§ **Records for this exercise**
* Start *

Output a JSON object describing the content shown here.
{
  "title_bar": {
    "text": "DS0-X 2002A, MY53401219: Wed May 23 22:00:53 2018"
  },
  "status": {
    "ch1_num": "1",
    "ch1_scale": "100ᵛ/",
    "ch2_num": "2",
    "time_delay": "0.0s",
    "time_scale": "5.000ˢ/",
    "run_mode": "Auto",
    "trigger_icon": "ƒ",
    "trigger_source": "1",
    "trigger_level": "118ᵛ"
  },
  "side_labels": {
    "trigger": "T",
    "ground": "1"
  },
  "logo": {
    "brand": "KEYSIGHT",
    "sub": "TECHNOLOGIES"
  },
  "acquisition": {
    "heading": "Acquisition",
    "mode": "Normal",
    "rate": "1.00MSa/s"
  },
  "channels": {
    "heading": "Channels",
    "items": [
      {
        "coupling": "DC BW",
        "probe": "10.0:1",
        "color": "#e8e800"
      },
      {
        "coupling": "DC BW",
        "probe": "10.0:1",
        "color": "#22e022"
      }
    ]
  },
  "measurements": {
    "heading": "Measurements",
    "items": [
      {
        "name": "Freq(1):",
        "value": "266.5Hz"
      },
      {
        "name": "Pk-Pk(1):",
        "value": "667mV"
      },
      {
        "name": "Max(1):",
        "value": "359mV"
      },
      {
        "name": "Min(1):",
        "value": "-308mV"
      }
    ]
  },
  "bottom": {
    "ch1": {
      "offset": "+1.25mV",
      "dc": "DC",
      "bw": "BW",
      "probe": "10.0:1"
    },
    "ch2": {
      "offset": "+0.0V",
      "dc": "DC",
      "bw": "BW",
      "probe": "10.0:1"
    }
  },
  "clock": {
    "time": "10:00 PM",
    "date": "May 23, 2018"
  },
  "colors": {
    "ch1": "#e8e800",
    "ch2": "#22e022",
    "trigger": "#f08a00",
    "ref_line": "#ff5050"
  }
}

* End *

§ **Aim of the exercise**
Extract each record, keeping it identical to the original.

§ **Response below**
Output a JSON object describing the content shown here.
{
  "title_bar": {
    "text": "DS0-X 2002A, MY53401219: Wed May 23 22:00:53 2018"
  },
  "status": {
    "ch1_num": "1",
    "ch1_scale": "100ᵛ/",
    "ch2_num": "2",
    "time_delay": "0.0s",
    "time_scale": "5.000ˢ/",
    "run_mode": "Auto",
    "trigger_icon": "ƒ",
    "trigger_source": "1",
    "trigger_level": "118ᵛ"
  },
  "side_labels": {
    "trigger": "T",
    "ground": "1"
  },
  "logo": {
    "brand": "KEYSIGHT",
    "sub": "TECHNOLOGIES"
  },
  "acquisition": {
    "heading": "Acquisition",
    "mode": "Normal",
    "rate": "1.00MSa/s"
  },
  "channels": {
    "heading": "Channels",
    "items": [
      {
        "coupling": "DC BW",
        "probe": "10.0:1",
        "color": "#e8e800"
      },
      {
        "coupling": "DC BW",
        "probe": "10.0:1",
        "color": "#22e022"
      }
    ]
  },
  "measurements": {
    "heading": "Measurements",
    "items": [
      {
        "name": "Freq(1):",
        "value": "266.5Hz"
      },
      {
        "name": "Pk-Pk(1):",
        "value": "667mV"
      },
      {
        "name": "Max(1):",
        "value": "359mV"
      },
      {
        "name": "Min(1):",
        "value": "-308mV"
      }
    ]
  },
  "bottom": {
    "ch1": {
      "offset": "+1.25mV",
      "dc": "DC",
      "bw": "BW",
      "probe": "10.0:1"
    },
    "ch2": {
      "offset": "+0.0V",
      "dc": "DC",
      "bw": "BW",
      "probe": "10.0:1"
    }
  },
  "clock": {
    "time": "10:00 PM",
    "date": "May 23, 2018"
  },
  "colors": {
    "ch1": "#e8e800",
    "ch2": "#22e022",
    "trigger": "#f08a00",
    "ref_line": "#ff5050"
  }
}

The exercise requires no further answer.